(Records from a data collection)
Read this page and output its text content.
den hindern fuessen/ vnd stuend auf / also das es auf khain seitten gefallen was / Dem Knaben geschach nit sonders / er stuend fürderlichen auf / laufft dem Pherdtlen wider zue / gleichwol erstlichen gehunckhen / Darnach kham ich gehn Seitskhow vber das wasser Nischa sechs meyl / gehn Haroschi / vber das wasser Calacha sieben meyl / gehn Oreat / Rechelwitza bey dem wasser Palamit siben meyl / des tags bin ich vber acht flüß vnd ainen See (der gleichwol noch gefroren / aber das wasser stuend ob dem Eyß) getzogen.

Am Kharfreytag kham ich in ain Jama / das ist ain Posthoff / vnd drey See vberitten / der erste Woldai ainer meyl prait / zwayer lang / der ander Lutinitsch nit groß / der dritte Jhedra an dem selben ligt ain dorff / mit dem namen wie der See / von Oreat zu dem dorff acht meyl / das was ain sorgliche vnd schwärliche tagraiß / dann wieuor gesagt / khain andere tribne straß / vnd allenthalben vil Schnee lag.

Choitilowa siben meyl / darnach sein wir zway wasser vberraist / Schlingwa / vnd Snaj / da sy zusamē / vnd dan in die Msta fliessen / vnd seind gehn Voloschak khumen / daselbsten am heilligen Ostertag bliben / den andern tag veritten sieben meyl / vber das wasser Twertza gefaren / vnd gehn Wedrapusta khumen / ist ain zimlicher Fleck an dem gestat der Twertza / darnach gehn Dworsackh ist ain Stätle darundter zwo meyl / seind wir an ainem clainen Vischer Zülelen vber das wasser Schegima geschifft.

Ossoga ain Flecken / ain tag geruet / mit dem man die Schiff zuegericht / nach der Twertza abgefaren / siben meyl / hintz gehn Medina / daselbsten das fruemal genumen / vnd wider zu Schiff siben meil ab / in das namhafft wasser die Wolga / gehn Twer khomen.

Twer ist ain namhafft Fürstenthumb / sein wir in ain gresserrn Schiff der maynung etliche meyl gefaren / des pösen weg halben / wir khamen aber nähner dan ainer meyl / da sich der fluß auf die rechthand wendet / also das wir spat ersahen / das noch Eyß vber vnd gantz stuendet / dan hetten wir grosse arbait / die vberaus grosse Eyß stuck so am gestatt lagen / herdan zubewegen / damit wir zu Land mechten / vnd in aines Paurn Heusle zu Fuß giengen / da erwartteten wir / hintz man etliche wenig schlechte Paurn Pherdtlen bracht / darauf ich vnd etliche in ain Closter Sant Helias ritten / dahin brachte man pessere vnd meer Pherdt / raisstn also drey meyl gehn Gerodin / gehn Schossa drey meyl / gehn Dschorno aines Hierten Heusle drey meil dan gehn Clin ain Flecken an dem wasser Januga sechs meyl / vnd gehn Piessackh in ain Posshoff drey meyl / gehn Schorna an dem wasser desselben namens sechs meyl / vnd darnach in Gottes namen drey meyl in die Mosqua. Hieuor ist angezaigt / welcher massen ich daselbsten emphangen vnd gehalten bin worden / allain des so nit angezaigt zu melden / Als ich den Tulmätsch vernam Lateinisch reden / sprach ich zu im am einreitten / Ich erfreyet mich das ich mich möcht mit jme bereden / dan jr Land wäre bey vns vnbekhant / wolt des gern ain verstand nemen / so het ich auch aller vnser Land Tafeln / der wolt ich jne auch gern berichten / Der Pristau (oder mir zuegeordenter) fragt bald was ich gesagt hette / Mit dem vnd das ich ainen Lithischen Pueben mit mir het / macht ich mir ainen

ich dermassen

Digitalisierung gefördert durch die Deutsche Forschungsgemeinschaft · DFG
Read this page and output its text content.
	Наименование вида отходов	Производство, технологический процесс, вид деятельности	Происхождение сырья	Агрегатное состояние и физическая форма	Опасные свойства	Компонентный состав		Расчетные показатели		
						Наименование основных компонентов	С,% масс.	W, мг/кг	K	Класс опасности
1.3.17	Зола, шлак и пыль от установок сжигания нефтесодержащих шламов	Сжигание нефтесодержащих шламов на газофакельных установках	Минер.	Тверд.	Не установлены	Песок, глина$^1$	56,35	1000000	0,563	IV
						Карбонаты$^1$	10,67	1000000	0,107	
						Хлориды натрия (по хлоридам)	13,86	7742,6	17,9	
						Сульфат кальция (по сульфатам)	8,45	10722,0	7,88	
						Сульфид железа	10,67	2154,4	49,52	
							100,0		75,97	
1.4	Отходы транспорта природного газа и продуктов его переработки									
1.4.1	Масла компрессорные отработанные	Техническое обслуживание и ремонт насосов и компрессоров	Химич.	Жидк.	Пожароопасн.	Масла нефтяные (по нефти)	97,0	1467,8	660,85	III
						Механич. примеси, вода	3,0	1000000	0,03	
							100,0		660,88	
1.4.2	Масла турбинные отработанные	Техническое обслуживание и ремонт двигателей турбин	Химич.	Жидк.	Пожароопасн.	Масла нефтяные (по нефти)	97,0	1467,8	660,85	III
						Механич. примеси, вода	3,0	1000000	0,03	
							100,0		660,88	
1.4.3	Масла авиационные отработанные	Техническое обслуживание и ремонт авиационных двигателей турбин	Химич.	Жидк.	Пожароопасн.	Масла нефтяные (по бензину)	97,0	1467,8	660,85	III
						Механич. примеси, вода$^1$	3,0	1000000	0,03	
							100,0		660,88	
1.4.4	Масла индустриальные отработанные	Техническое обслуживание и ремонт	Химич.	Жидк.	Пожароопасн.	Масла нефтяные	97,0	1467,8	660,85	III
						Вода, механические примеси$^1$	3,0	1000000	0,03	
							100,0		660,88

## What to do
Output all of the data again, exactly.

## Result below
Read this page and output its text content.
den hindern fuessen/ vnd stuend auf / also das es auf khain seitten gefallen was / Dem Knaben geschach nit sonders / er stuend fürderlichen auf / laufft dem Pherdtlen wider zue / gleichwol erstlichen gehunckhen / Darnach kham ich gehn Seitskhow vber das wasser Nischa sechs meyl / gehn Haroschi / vber das wasser Calacha sieben meyl / gehn Oreat / Rechelwitza bey dem wasser Palamit siben meyl / des tags bin ich vber acht flüß vnd ainen See (der gleichwol noch gefroren / aber das wasser stuend ob dem Eyß) getzogen.

Am Kharfreytag kham ich in ain Jama / das ist ain Posthoff / vnd drey See vberitten / der erste Woldai ainer meyl prait / zwayer lang / der ander Lutinitsch nit groß / der dritte Jhedra an dem selben ligt ain dorff / mit dem namen wie der See / von Oreat zu dem dorff acht meyl / das was ain sorgliche vnd schwärliche tagraiß / dann wieuor gesagt / khain andere tribne straß / vnd allenthalben vil Schnee lag.

Choitilowa siben meyl / darnach sein wir zway wasser vberraist / Schlingwa / vnd Snaj / da sy zusamē / vnd dan in die Msta fliessen / vnd seind gehn Voloschak khumen / daselbsten am heilligen Ostertag bliben / den andern tag veritten sieben meyl / vber das wasser Twertza gefaren / vnd gehn Wedrapusta khumen / ist ain zimlicher Fleck an dem gestat der Twertza / darnach gehn Dworsackh ist ain Stätle darundter zwo meyl / seind wir an ainem clainen Vischer Zülelen vber das wasser Schegima geschifft.

Ossoga ain Flecken / ain tag geruet / mit dem man die Schiff zuegericht / nach der Twertza abgefaren / siben meyl / hintz gehn Medina / daselbsten das fruemal genumen / vnd wider zu Schiff siben meil ab / in das namhafft wasser die Wolga / gehn Twer khomen.

Twer ist ain namhafft Fürstenthumb / sein wir in ain gresserrn Schiff der maynung etliche meyl gefaren / des pösen weg halben / wir khamen aber nähner dan ainer meyl / da sich der fluß auf die rechthand wendet / also das wir spat ersahen / das noch Eyß vber vnd gantz stuendet / dan hetten wir grosse arbait / die vberaus grosse Eyß stuck so am gestatt lagen / herdan zubewegen / damit wir zu Land mechten / vnd in aines Paurn Heusle zu Fuß giengen / da erwartteten wir / hintz man etliche wenig schlechte Paurn Pherdtlen bracht / darauf ich vnd etliche in ain Closter Sant Helias ritten / dahin brachte man pessere vnd meer Pherdt / raisstn also drey meyl gehn Gerodin / gehn Schossa drey meyl / gehn Dschorno aines Hierten Heusle drey meil dan gehn Clin ain Flecken an dem wasser Januga sechs meyl / vnd gehn Piessackh in ain Posshoff drey meyl / gehn Schorna an dem wasser desselben namens sechs meyl / vnd darnach in Gottes namen drey meyl in die Mosqua. Hieuor ist angezaigt / welcher massen ich daselbsten emphangen vnd gehalten bin worden / allain des so nit angezaigt zu melden / Als ich den Tulmätsch vernam Lateinisch reden / sprach ich zu im am einreitten / Ich erfreyet mich das ich mich möcht mit jme bereden / dan jr Land wäre bey vns vnbekhant / wolt des gern ain verstand nemen / so het ich auch aller vnser Land Tafeln / der wolt ich jne auch gern berichten / Der Pristau (oder mir zuegeordenter) fragt bald was ich gesagt hette / Mit dem vnd das ich ainen Lithischen Pueben mit mir het / macht ich mir ainen

ich dermassen

Digitalisierung gefördert durch die Deutsche Forschungsgemeinschaft · DFG
Read this page and output its text content.
	Наименование вида отходов	Производство, технологический процесс, вид деятельности	Происхождение сырья	Агрегатное состояние и физическая форма	Опасные свойства	Компонентный состав		Расчетные показатели		
						Наименование основных компонентов	С,% масс.	W, мг/кг	K	Класс опасности
1.3.17	Зола, шлак и пыль от установок сжигания нефтесодержащих шламов	Сжигание нефтесодержащих шламов на газофакельных установках	Минер.	Тверд.	Не установлены	Песок, глина$^1$	56,35	1000000	0,563	IV
						Карбонаты$^1$	10,67	1000000	0,107	
						Хлориды натрия (по хлоридам)	13,86	7742,6	17,9	
						Сульфат кальция (по сульфатам)	8,45	10722,0	7,88	
						Сульфид железа	10,67	2154,4	49,52	
							100,0		75,97	
1.4	Отходы транспорта природного газа и продуктов его переработки									
1.4.1	Масла компрессорные отработанные	Техническое обслуживание и ремонт насосов и компрессоров	Химич.	Жидк.	Пожароопасн.	Масла нефтяные (по нефти)	97,0	1467,8	660,85	III
						Механич. примеси, вода	3,0	1000000	0,03	
							100,0		660,88	
1.4.2	Масла турбинные отработанные	Техническое обслуживание и ремонт двигателей турбин	Химич.	Жидк.	Пожароопасн.	Масла нефтяные (по нефти)	97,0	1467,8	660,85	III
						Механич. примеси, вода	3,0	1000000	0,03	
							100,0		660,88	
1.4.3	Масла авиационные отработанные	Техническое обслуживание и ремонт авиационных двигателей турбин	Химич.	Жидк.	Пожароопасн.	Масла нефтяные (по бензину)	97,0	1467,8	660,85	III
						Механич. примеси, вода$^1$	3,0	1000000	0,03	
							100,0		660,88	
1.4.4	Масла индустриальные отработанные	Техническое обслуживание и ремонт	Химич.	Жидк.	Пожароопасн.	Масла нефтяные	97,0	1467,8	660,85	III
						Вода, механические примеси$^1$	3,0	1000000	0,03	
							100,0		660,88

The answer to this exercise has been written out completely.